======== Record extracts ========

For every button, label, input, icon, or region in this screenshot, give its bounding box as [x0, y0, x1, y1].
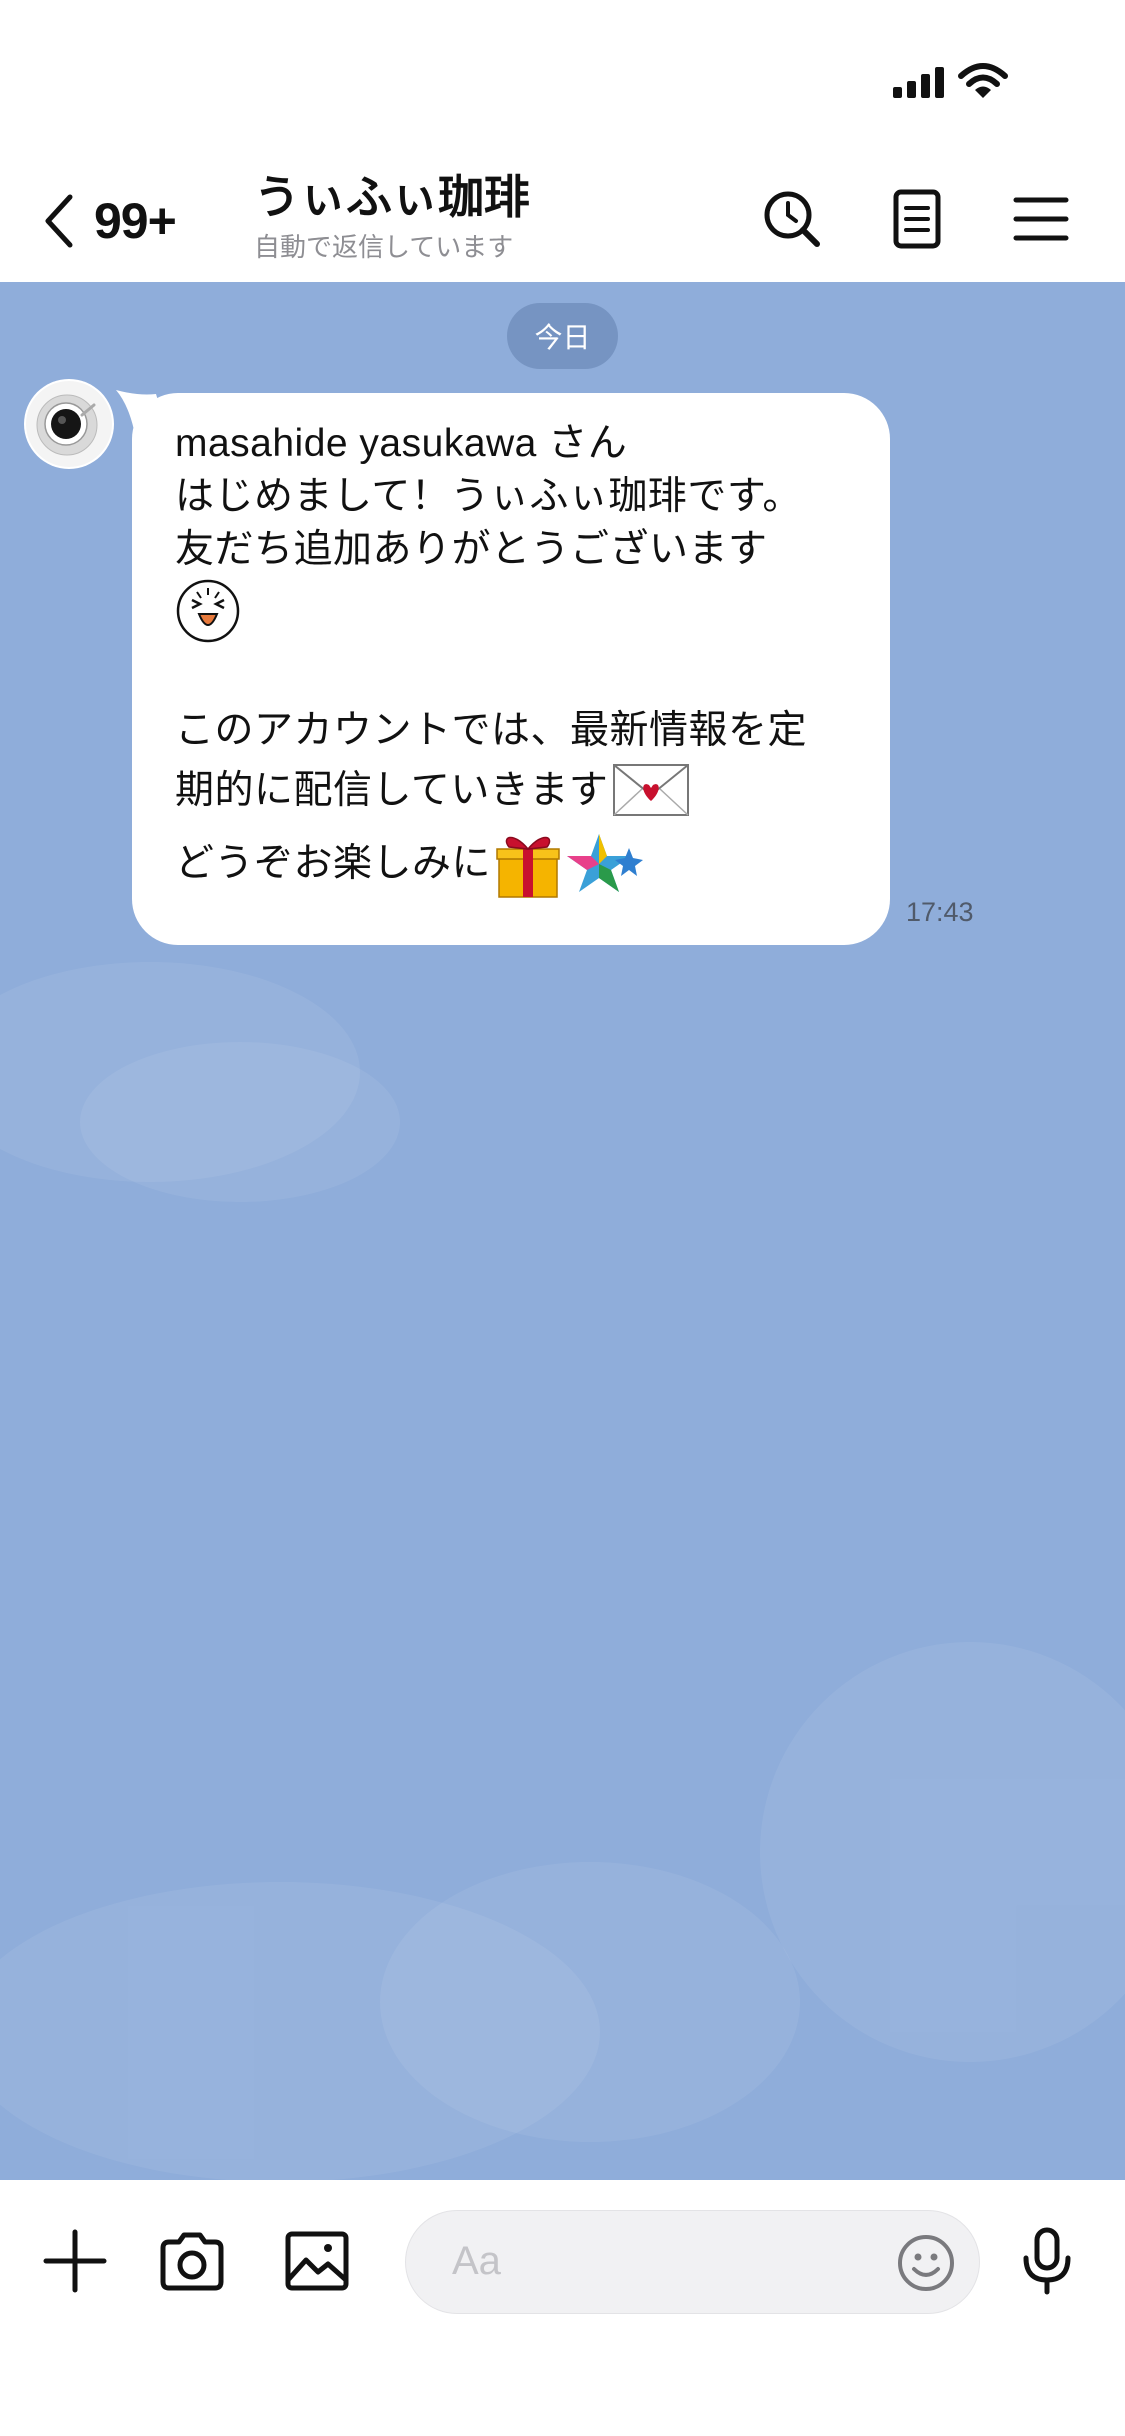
message-input-placeholder: Aa [452, 2239, 501, 2283]
back-button[interactable]: 99+ [40, 186, 177, 256]
coffee-cup-avatar-icon [26, 381, 112, 467]
message-line: このアカウントでは、最新情報を定 [175, 709, 808, 752]
message-line: 期的に配信していきます [175, 768, 609, 812]
microphone-icon[interactable] [1012, 2226, 1082, 2296]
sender-avatar[interactable] [24, 379, 114, 469]
notes-icon[interactable] [882, 184, 952, 254]
background-cloud [380, 1862, 800, 2142]
message-line-row: 期的に配信していきます [175, 757, 890, 823]
message-line: どうぞお楽しみに [175, 841, 492, 885]
message-line-row: どうぞお楽しみに [175, 823, 890, 903]
smiley-icon[interactable] [896, 2233, 956, 2293]
status-bar [0, 0, 1125, 160]
gift-emoji [496, 836, 560, 898]
message-input[interactable]: Aa [405, 2210, 980, 2314]
hamburger-menu-icon[interactable] [1006, 184, 1076, 254]
date-separator: 今日 [507, 303, 618, 369]
message-input-bar: Aa [0, 2180, 1125, 2436]
search-icon[interactable] [757, 184, 827, 254]
message-line: はじめまして！うぃふぃ珈琲です。 [175, 475, 802, 518]
message-line: masahide yasukawa さん [175, 422, 628, 465]
message-bubble[interactable]: masahide yasukawa さん はじめまして！うぃふぃ珈琲です。 友だ… [132, 393, 890, 945]
camera-icon[interactable] [157, 2226, 227, 2296]
emoji-row [175, 576, 890, 646]
chat-subtitle: 自動で返信しています [254, 232, 514, 262]
plus-icon[interactable] [40, 2226, 110, 2296]
chat-area[interactable]: 今日 masahide yasukawa さん はじめまして！うぃふぃ珈琲です。… [0, 282, 1125, 2180]
shooting-star-emoji [567, 834, 644, 892]
chat-header: 99+ うぃふぃ珈琲 自動で返信しています [0, 160, 1125, 282]
unread-count-badge: 99+ [94, 193, 177, 249]
chat-title: うぃふぃ珈琲 [254, 171, 530, 223]
love-letter-emoji [613, 764, 690, 816]
message-line: 友だち追加ありがとうございます [175, 528, 768, 571]
background-cloud [760, 1642, 1125, 2062]
laughing-face-emoji [176, 579, 240, 643]
image-icon[interactable] [282, 2226, 352, 2296]
message-timestamp: 17:43 [906, 897, 974, 927]
background-cloud [80, 1042, 400, 1202]
chevron-left-icon [45, 194, 73, 248]
chat-title-block[interactable]: うぃふぃ珈琲 自動で返信しています [254, 164, 530, 264]
cellular-signal-icon [893, 66, 945, 98]
wifi-icon [958, 63, 1008, 98]
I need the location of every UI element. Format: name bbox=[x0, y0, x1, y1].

========

**Problem statement**: Format the lines of the listing between the ones holding "message-input-placeholder: Aa [452, 2239, 501, 2283]" and "message-line: 期的に配信していきます [175, 768, 609, 812]", inclusive, as a Markdown table with the columns Row and Line, leaving out any blank lines.

**Solution**:
| Row | Line |
|---|---|
| 1 | message-input-placeholder: Aa [452, 2239, 501, 2283] |
| 2 | back-button[interactable]: 99+ [40, 186, 177, 256] |
| 3 | coffee-cup-avatar-icon [26, 381, 112, 467] |
| 4 | message-line: このアカウントでは、最新情報を定 [175, 709, 808, 752] |
| 5 | message-line: 期的に配信していきます [175, 768, 609, 812] |